▸ **Material for this task**:

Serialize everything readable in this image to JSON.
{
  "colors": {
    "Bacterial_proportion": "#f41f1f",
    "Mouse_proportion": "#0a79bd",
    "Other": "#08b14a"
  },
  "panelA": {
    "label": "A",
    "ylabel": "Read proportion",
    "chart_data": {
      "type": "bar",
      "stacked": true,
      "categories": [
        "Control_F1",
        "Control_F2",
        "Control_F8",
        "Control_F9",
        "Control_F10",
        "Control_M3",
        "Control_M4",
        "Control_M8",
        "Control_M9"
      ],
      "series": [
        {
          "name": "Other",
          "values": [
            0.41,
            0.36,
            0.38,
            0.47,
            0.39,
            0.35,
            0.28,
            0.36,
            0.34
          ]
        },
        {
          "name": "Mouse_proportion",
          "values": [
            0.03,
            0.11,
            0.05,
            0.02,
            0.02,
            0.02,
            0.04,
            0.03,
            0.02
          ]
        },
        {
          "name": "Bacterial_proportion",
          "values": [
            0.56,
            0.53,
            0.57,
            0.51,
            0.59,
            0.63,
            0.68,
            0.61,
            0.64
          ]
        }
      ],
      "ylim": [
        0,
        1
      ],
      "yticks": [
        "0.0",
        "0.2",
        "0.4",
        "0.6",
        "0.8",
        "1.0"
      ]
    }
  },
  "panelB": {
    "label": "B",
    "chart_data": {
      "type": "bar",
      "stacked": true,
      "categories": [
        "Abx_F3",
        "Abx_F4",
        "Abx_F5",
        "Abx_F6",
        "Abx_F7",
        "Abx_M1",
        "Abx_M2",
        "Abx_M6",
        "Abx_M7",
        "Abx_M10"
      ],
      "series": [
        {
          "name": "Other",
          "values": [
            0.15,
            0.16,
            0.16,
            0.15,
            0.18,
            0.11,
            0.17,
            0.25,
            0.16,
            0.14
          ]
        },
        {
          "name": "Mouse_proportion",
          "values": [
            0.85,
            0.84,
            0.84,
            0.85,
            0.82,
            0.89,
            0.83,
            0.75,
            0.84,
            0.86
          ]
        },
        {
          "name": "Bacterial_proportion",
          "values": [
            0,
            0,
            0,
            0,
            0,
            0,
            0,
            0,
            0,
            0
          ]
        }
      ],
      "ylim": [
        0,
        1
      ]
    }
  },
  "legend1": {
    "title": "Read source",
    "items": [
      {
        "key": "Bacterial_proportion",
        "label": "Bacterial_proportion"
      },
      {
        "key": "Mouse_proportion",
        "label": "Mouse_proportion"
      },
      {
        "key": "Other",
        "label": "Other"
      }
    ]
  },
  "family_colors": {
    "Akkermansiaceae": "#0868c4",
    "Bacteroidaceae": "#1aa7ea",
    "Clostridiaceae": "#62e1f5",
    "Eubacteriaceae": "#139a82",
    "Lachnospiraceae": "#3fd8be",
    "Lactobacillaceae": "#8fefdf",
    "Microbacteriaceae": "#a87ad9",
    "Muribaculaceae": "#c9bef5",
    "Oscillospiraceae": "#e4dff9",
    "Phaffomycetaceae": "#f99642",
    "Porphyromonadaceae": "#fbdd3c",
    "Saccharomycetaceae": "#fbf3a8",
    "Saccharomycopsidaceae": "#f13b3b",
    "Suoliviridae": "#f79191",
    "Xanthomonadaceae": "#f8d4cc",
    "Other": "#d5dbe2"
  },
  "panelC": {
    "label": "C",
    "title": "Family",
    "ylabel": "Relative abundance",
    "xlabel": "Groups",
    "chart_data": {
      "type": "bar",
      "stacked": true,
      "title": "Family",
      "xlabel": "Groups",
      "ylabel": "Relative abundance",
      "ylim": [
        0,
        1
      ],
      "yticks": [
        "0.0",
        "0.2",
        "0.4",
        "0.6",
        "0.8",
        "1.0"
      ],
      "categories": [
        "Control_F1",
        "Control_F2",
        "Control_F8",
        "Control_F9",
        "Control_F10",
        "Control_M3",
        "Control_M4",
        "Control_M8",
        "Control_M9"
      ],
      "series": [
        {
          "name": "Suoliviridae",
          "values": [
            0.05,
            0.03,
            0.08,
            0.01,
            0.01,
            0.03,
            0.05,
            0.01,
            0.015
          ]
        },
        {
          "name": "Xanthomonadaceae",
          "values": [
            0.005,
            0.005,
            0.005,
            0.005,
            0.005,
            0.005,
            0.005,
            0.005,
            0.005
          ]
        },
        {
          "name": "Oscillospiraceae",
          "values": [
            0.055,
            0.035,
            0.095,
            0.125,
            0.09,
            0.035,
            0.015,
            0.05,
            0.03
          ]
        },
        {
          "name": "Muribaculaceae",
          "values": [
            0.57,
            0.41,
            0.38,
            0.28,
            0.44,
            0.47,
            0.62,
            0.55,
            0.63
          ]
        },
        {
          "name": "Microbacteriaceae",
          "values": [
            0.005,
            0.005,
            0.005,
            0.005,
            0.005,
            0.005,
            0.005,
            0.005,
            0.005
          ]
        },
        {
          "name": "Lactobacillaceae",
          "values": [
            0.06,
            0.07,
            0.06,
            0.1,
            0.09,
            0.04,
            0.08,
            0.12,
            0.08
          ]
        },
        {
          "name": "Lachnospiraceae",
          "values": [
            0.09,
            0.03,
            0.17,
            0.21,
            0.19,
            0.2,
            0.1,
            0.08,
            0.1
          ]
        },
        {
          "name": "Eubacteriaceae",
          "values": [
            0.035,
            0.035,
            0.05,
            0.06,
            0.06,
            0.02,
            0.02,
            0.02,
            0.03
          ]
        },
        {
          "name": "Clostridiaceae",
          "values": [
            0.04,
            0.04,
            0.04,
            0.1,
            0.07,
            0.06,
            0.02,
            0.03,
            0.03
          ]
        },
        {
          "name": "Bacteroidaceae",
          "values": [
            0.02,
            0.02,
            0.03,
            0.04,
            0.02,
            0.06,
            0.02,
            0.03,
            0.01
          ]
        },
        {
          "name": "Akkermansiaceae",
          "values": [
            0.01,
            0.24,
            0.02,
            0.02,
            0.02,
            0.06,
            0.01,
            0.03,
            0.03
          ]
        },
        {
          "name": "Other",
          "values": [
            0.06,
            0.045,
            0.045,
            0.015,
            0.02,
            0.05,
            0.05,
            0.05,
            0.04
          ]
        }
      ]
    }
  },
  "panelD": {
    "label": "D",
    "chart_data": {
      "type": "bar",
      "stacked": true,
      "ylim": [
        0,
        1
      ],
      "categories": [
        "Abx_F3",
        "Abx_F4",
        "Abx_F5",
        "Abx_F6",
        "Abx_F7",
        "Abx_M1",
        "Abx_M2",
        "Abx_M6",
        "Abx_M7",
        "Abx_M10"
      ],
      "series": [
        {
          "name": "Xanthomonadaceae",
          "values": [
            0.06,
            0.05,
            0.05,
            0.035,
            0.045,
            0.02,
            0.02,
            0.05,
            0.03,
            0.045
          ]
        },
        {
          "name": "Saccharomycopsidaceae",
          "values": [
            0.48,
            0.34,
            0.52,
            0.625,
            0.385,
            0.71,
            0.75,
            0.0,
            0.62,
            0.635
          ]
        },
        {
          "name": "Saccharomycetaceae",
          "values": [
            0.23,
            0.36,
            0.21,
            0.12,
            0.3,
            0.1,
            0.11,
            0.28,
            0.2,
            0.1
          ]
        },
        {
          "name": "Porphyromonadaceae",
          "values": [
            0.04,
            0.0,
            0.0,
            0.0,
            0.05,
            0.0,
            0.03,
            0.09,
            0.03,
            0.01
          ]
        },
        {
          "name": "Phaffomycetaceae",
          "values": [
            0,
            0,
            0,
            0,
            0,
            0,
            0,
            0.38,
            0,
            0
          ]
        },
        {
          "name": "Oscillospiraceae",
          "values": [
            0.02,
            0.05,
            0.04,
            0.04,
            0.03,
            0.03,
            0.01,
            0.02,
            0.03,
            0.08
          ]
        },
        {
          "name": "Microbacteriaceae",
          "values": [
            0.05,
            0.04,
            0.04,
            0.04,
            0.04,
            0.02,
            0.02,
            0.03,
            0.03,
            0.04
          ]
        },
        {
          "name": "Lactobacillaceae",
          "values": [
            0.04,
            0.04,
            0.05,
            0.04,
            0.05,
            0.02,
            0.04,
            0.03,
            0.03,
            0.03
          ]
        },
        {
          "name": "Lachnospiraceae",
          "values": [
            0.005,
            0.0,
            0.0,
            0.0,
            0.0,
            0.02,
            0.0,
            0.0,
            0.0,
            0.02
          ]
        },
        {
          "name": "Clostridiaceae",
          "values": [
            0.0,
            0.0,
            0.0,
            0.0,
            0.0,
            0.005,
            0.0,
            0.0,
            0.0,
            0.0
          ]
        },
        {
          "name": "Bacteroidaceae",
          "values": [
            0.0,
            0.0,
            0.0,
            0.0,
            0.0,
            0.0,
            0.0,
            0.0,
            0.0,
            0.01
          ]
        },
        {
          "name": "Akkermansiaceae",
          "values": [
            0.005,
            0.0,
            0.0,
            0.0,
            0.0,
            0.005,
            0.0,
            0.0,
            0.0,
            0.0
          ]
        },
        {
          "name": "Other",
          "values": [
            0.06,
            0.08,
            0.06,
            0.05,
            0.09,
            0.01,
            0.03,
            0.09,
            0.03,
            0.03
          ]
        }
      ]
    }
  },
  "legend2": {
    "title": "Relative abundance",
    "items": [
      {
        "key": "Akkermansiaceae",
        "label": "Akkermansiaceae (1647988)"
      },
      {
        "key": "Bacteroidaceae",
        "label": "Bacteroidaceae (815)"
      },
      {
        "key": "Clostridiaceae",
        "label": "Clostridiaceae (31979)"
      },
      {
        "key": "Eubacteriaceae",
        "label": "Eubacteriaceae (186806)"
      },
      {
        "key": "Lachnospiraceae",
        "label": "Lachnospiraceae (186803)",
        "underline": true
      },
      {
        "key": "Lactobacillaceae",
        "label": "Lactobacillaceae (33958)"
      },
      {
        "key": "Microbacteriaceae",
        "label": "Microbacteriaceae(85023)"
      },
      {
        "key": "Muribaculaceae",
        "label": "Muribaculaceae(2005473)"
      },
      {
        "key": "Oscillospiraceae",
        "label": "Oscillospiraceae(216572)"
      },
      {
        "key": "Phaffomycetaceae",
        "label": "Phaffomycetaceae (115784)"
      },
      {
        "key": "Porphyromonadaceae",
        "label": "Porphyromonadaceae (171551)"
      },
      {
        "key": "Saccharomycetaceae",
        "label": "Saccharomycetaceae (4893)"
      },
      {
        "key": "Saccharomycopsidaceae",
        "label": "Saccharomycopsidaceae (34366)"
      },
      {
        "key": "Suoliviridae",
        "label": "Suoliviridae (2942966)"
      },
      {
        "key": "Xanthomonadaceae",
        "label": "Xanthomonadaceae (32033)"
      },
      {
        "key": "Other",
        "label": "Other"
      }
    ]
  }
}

▸ **Problem statement**:
Sift through the material above and copy the lines that contain the word "Porphyromonadaceae".

▸ **Answer for the task**:
    "Porphyromonadaceae": "#fbdd3c",
          "name": "Porphyromonadaceae",
        "key": "Porphyromonadaceae",
        "label": "Porphyromonadaceae (171551)"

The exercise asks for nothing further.